**Exercises to complete:**
[A] In the scheduler patch thread below, who wrote the message dated 31.10.19 at 11:53?
[B] Continue the scheduler patch thread below from the point where it stops.

**Passage provided:**
** Start **

Subject: Re: [Patch v4 4/6] sched/fair: update cpu_capcity to reflect thermal pressure

On 31.10.19 16:48, Vincent Guittot wrote:
> On Thu, 31 Oct 2019 at 16:38, Dietmar Eggemann <[email protected]> wrote:
>>
>> On 31.10.19 11:53, Qais Yousef wrote:
>>> On 10/28/19 16:30, Peter Zijlstra wrote:
>>>> On Wed, Oct 23, 2019 at 01:28:40PM +0100, Qais Yousef wrote:
>>>>> On 10/22/19 16:34, Thara Gopinath wrote:

[...]

>>> To make sure I got this correctly - it's because avg_thermal.load_avg
>>> represents delta_capacity which is already a 'converted' form of load. So this
>>> makes avg_thermal.load_avg a util_avg really. Correct?

** End **

**Dataset content:**
** Start **

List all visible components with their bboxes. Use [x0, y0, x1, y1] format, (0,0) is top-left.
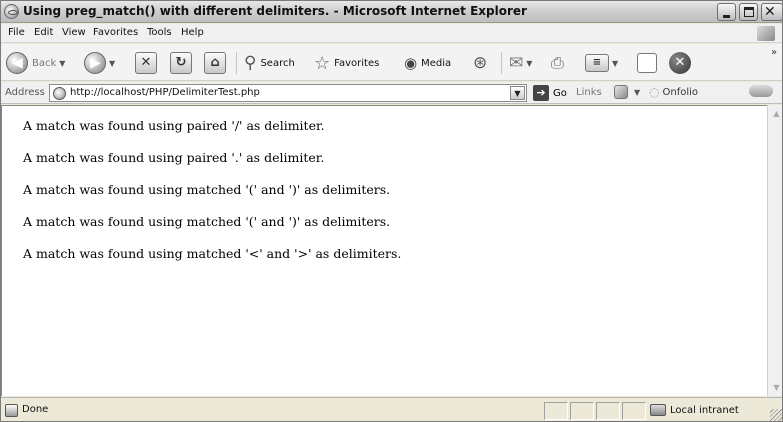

** End **

**Expected results:**
[A] Qais Yousef

[B]
>>>
>>> If I managed to get it right somehow. It'd be nice if we can do inverse
>>> conversion on delta_capacity so that avg_thermal.{load_avg, util_avg} meaning
>>> is consistent across the board. But I don't feel strongly about it if this gets
>>> documented properly.
>>
>> So why can't we use rq->avg_thermal.util_avg here? Since capacity is
>> closer to util than to load?
>>
>> Is it because you want to use the influence of ___update_load_sum(...,
>> unsigned long load eq. per-cpu delta_capacity in your signal?
>>
>> Why not call it this way then?
>
> util_avg tracks a binary state with 2 fixed weights: running(1024) vs
> not running (0)
> In the case of thermal pressure, we want to track how much pressure is
> put on the CPU: capping to half the max frequency is not the same as
> capping only 10%
> load_avg is not boolean but you set the weight you want to apply and
> this weight reflects the amount of pressure.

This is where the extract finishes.